### YOUR TASKS
- 1) In the court opinion on GFI's '244 patent, on what date did GFI file its patent application for the sectional sofa?
- 2) In the court opinion on GFI's '244 patent, why did GFI file a Petition to Make Special after submitting its application?
- 3) Please carry on the court opinion on GFI's '244 patent, starting right after its last sentence.

### PAGE TEXT
'''

GFI, Inc. v. Franklin Corp.

265 F.3d 1268, 2001 WL 1019352
CourtCourt of Appeals for the Federal Circuit
DecidedSeptember 7, 2001
DocketNos. 00-1268, 00-1288
StatusPublished
Cited by101 cases

This text of 265 F.3d 1268 (GFI, Inc. v. Franklin Corp.) is published on Counsel Stack Legal Research, covering Court of Appeals for the Federal Circuit primary law. Counsel Stack provides free access to over 12 million legal documents including statutes, case law, regulations, and constitutions.

Bluebook
GFI, Inc. v. Franklin Corp., 265 F.3d 1268, 2001 WL 1019352 (Fed. Cir. 2001).

Opinion

MAYER, Chief Judge.

GFI, Inc. (formerly known as The Gentry Gallery, Inc.) (“GFI”) appeals the judgments of the United States District Court for the Northern District of Mississippi (1) holding its United States Patent No. 5,064,244 (“'244 patent”) unenforceable for inequitable conduct, GFI, Inc. v. Franklin Corp., 88 F.Supp.2d 619 (N.D.Miss.2000) (opinion and order) (“GFI III”), and (2) granting summary judgment of non-infringement of the '244 patent by Parkhill Furniture, Inc’s (“Parkhill”) model 8000 furniture, GFI, Inc. v. Franklin Corp., No. 3:97cv16-D-A (N.D.Miss. Sept. 8, 1999) (opinion and order) (“GFI II”). Washington Furniture Manufacturing Company (“Washington”) and Astro Lounger Furniture Manufacturing (“Astro”) cross-appeal the judgment of the district court holding [1272]*1272that the '244 patent was not invalid for obviousness under 35 U.S.C. § 103 (1994), GFI III; and Franklin Industries, Washington, and Astro cross-appeal the judgment of the district court (1) denying their motion for summary judgment of non-infringement under the doctrine of equivalents, GFI, Inc. v. Franklin Industries, 27 F.Supp.2d 686 (N.D.Miss.1998) (“GFI I”), and (2) denying their summary judgment motion under 35 U.S.C. § 287 (1994). We affirm.

Background

GFI filed an application on January 3, 1991 for a patent on a sectional sofa in which a pair of reclining seats, on the same side of a wedge, is separated by a fixed console, which contains the control means for the reclining seats. GFI then filed a Petition to Make Special to expedite its consideration. After an initial rejection, GFI met with the examiner on June 12, 1991. The application issued as the '244 patent on November 12,1991.

During the prosecution of the '244 patent, GFI entered discussions with Walter Durling, a furniture designer from Mississippi who designed and built a loveseat-like unit consisting of two recliners joined by a middle console. Durling filed a patent application on this design two months before the '244 patent application was filed. The discussions between GFI and Durling centered on extracting information from Durling regarding his conception and reduction to practice of the design. The application did not specify the location of the recliner controls, but Sproule, the named inventor of the '244 patent, saw a model of the Durling furniture in late October or early November of 1990 that had console-mounted controls. Durling offered to exchange his conception information for similar information about the conception and reduction to practice of the invention underlying the '244 patent; GFI refused. In 1997, GFI brought suit for patent infringement against Franklin, Astro, Park-hill, and Washington (collectively “Franklin”). The defenses of inequitable conduct, obviousness, laches, equitable estoppel, and patent misuse were tried to the court in a non-jury trial.

'''

### SUPPLIED RECORDS
'''

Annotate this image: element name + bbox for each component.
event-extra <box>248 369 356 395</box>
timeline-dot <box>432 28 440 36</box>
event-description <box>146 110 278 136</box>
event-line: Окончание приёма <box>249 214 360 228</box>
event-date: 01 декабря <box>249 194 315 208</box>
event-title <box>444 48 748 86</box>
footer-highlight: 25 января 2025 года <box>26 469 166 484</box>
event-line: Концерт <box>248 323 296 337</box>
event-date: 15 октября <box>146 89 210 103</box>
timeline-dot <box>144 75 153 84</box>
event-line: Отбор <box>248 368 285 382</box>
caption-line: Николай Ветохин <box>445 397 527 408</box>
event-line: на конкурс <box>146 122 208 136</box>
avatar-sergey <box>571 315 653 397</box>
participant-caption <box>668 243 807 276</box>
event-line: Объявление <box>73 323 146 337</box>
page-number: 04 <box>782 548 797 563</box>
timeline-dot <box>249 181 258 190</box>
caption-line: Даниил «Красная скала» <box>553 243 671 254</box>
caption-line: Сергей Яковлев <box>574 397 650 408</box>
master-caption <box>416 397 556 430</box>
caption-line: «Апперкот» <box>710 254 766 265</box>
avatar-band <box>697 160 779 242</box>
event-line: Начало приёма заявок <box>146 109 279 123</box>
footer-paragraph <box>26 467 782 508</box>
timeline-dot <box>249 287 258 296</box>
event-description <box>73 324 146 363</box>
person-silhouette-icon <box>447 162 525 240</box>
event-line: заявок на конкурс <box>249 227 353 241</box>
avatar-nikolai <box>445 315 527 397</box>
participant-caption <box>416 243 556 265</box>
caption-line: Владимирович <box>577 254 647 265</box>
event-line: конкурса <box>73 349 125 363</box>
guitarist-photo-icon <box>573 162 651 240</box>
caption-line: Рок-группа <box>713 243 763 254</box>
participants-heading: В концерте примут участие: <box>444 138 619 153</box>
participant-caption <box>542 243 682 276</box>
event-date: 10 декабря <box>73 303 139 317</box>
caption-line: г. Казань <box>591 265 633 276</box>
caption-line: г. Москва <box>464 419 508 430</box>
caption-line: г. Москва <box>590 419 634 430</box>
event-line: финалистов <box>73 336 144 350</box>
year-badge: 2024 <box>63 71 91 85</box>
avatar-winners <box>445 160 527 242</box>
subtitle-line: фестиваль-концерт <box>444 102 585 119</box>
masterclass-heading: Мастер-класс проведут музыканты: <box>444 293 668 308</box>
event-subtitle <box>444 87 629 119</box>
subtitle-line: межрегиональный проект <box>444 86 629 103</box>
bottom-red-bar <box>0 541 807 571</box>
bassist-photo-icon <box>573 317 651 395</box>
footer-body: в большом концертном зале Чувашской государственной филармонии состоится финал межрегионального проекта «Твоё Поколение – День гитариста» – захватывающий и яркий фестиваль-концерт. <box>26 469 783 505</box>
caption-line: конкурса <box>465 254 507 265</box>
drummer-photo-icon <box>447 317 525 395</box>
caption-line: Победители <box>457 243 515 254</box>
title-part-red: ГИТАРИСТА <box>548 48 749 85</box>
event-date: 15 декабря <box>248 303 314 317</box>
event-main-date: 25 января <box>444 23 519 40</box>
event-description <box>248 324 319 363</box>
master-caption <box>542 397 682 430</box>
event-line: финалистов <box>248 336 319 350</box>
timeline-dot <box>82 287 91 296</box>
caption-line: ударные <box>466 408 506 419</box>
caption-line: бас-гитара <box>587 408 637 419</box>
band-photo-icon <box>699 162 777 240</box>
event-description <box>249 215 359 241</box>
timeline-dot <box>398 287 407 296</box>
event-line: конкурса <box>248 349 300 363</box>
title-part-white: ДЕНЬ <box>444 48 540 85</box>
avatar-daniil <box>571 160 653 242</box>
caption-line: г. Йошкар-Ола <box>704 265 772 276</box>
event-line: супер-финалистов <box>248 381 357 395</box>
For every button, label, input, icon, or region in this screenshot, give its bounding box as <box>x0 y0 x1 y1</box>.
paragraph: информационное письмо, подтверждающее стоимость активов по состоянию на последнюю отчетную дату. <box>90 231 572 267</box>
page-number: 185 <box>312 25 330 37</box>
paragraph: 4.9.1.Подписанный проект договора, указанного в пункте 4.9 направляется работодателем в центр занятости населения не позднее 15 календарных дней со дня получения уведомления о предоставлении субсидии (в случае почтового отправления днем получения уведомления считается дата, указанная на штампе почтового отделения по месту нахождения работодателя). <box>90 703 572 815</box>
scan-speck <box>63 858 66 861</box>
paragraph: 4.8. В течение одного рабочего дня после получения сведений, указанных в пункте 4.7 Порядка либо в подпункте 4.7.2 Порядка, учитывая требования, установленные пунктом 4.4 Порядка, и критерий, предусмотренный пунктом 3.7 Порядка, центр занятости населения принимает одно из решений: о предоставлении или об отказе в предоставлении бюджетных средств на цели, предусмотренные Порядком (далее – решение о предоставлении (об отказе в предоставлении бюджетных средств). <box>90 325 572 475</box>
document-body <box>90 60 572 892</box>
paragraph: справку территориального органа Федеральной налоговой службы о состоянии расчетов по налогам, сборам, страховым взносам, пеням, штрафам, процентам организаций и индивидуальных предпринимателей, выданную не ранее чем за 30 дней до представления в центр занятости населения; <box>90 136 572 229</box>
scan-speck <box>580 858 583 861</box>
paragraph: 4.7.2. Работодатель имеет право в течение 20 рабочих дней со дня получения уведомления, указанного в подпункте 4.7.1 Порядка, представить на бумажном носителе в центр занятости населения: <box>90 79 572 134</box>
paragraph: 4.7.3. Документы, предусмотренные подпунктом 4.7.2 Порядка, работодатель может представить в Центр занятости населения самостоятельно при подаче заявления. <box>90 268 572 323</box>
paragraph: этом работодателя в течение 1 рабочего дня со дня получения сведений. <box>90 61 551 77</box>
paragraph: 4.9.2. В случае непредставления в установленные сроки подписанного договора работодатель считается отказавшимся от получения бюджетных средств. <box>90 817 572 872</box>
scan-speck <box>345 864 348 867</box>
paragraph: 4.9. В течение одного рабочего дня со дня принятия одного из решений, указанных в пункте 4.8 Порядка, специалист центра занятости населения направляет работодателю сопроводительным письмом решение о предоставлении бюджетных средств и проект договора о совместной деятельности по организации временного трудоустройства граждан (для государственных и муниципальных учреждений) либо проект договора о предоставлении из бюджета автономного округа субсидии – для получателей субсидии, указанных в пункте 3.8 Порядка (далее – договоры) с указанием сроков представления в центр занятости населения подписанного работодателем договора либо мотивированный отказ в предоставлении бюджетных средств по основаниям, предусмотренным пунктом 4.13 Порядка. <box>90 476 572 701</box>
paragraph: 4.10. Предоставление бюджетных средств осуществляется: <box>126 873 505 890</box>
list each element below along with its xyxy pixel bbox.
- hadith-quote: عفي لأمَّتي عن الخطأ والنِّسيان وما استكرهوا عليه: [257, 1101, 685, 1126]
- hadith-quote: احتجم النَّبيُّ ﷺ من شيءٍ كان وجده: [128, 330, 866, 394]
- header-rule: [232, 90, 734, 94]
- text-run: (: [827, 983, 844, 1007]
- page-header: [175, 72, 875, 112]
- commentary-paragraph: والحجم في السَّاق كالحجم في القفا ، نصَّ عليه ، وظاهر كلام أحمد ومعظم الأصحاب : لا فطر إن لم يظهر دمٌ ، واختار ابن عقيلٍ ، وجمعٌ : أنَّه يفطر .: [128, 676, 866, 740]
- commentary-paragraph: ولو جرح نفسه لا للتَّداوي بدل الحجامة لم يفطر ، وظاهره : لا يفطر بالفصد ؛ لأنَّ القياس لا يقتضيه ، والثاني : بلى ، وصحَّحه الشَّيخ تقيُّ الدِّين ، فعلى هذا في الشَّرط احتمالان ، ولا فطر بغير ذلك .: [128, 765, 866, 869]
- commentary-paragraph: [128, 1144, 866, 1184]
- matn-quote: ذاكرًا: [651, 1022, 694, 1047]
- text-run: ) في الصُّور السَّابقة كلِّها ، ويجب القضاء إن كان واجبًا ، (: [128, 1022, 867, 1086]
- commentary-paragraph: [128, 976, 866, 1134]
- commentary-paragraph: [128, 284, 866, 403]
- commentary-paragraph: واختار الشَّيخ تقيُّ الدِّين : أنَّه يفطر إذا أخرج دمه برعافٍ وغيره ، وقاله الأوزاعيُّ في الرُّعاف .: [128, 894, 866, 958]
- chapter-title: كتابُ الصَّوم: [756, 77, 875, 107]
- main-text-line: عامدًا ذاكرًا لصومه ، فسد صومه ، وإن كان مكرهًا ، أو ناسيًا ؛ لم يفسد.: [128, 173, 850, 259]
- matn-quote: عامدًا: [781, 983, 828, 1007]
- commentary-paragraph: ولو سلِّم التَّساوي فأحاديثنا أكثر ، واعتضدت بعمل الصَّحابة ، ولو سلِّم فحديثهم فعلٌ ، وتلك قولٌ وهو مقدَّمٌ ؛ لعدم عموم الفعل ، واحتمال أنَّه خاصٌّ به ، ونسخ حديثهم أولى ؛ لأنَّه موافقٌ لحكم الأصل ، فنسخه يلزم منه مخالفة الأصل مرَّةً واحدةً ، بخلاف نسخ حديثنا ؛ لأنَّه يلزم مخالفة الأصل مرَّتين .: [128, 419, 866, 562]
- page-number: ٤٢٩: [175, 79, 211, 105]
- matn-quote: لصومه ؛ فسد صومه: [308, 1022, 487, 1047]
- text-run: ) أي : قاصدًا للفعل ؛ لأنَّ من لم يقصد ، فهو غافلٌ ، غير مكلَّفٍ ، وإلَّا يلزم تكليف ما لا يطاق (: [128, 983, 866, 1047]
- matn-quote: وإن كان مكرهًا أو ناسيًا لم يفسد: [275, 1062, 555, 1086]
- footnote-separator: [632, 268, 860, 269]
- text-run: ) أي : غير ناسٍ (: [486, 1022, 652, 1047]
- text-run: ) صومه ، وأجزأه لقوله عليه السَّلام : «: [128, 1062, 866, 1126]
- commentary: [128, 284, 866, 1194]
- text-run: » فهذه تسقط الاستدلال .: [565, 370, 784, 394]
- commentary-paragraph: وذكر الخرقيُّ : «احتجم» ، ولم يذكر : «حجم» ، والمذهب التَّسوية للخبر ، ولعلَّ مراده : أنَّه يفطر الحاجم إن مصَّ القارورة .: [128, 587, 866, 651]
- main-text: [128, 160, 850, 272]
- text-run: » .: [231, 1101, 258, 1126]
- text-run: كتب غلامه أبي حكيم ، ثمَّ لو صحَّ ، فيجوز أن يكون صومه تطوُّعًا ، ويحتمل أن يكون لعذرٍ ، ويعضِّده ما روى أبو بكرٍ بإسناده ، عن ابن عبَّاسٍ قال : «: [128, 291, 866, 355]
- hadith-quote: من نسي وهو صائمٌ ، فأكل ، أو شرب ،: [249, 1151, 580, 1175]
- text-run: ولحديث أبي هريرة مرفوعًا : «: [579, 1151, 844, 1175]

'''

### RESPONSES BY ITEM NUMBER
- 1) January 3, 1991.

- 2) GFI filed the Petition to Make Special to expedite the consideration of its patent application.

- 3)
Discussion

First, we address GFI’s claim that the district court forced it to disclose privileged information to Franklin. We apply regional circuit law to procedural questions that are not themselves substantive patent law issues so long as they do not (1) pertain to patent law, Flex-Foot, Inc. v. CRP, Inc., 238 F.3d 1362, 1365, 57 USPQ2d 1635, 1637 (Fed.Cir.2001) (“[W]e will apply our own law to both substantive and procedural issues ‘intimately involved in the substance of enforcement of the patent right’ ” (citation omitted)), (2) bear an essential relationship to matters committed to our exclusive control by statute, or (3) clearly implicate the jurisprudential responsibilities of this court in a field within its exclusive jurisdiction, Midwest Indus., Inc. v. Karavan Trailers, Inc., 175 F.3d 1356, 1359, 50 USPQ2d 1672, 1675 (Fed.Cir.1999) (en banc in relevant part). Because waiver by the disclosure of privileged material does not meet any of these criteria, we apply the law of the Fifth Circuit to our review of the district court’s judgment. Dorf & Stanton Comm,., Inc. v. Molson Breweries, 100 F.3d 919, 922, 40 USPQ2d 1761, 1764 (Fed.Cir.1996).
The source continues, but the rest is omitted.